--- Begin DATA LINES ---

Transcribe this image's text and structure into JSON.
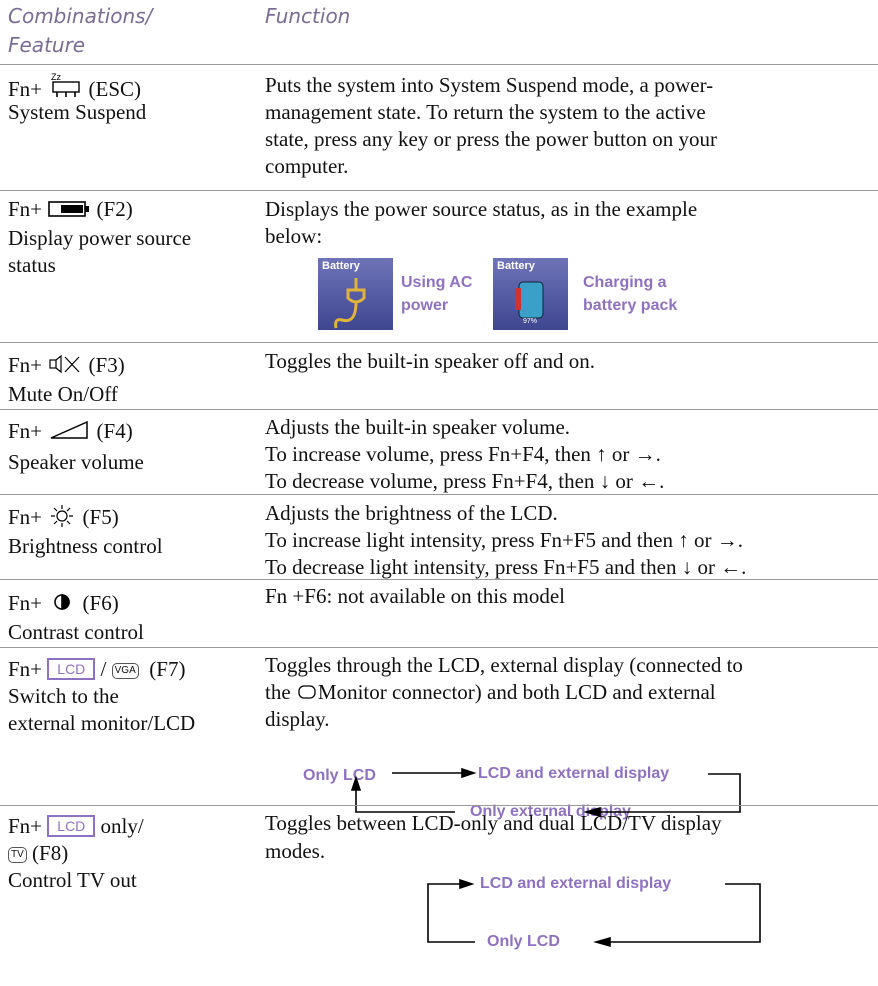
{
  "header": {
    "left": [
      "Combinations/",
      "Feature"
    ],
    "right": "Function"
  },
  "rows": [
    {
      "key": [
        "Fn+",
        "(ESC)"
      ],
      "feature": [
        "System Suspend"
      ],
      "function": [
        "Puts the system into System Suspend mode, a power-",
        "management state. To return the system to the active",
        "state, press any key or press the power button on your",
        "computer."
      ]
    },
    {
      "key": [
        "Fn+",
        "(F2)"
      ],
      "feature": [
        "Display power source",
        "status"
      ],
      "function": [
        "Displays the power source status, as in the example",
        "below:"
      ],
      "images": [
        {
          "caption": "Battery",
          "label": [
            "Using AC",
            "power"
          ]
        },
        {
          "caption": "Battery",
          "label": [
            "Charging a",
            "battery pack"
          ],
          "level": "97%"
        }
      ]
    },
    {
      "key": [
        "Fn+",
        "(F3)"
      ],
      "feature": [
        "Mute On/Off"
      ],
      "function": [
        "Toggles the built-in speaker off and on."
      ]
    },
    {
      "key": [
        "Fn+",
        "(F4)"
      ],
      "feature": [
        "Speaker volume"
      ],
      "function": [
        "Adjusts the built-in speaker volume.",
        "To increase volume, press Fn+F4, then ↑ or →.",
        "To decrease volume, press Fn+F4, then ↓ or ←."
      ]
    },
    {
      "key": [
        "Fn+",
        "(F5)"
      ],
      "feature": [
        "Brightness control"
      ],
      "function": [
        "Adjusts the brightness of the LCD.",
        "To increase light intensity, press Fn+F5 and then ↑ or →.",
        "To decrease light intensity, press Fn+F5 and then ↓ or ←."
      ]
    },
    {
      "key": [
        "Fn+",
        "(F6)"
      ],
      "feature": [
        "Contrast control"
      ],
      "function": [
        "Fn +F6: not available on this model"
      ]
    },
    {
      "key": [
        "Fn+",
        "LCD",
        "/",
        "VGA",
        "(F7)"
      ],
      "feature": [
        "Switch to the",
        "external monitor/LCD"
      ],
      "function": [
        "Toggles through the LCD, external display (connected to",
        "the",
        "Monitor connector) and both LCD and external",
        "display."
      ],
      "diagram": [
        "Only LCD",
        "LCD and external display",
        "Only external display"
      ]
    },
    {
      "key": [
        "Fn+",
        "LCD",
        "only/",
        "TV",
        "(F8)"
      ],
      "feature": [
        "Control TV out"
      ],
      "function": [
        "Toggles between LCD-only and dual LCD/TV display",
        "modes."
      ],
      "diagram": [
        "LCD and external display",
        "Only LCD"
      ]
    }
  ]
}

--- End DATA LINES ---

Across the records, how many lines contain "Adjusts"? Only the number should be given.

• _RESPONSE TO THE TASK_
2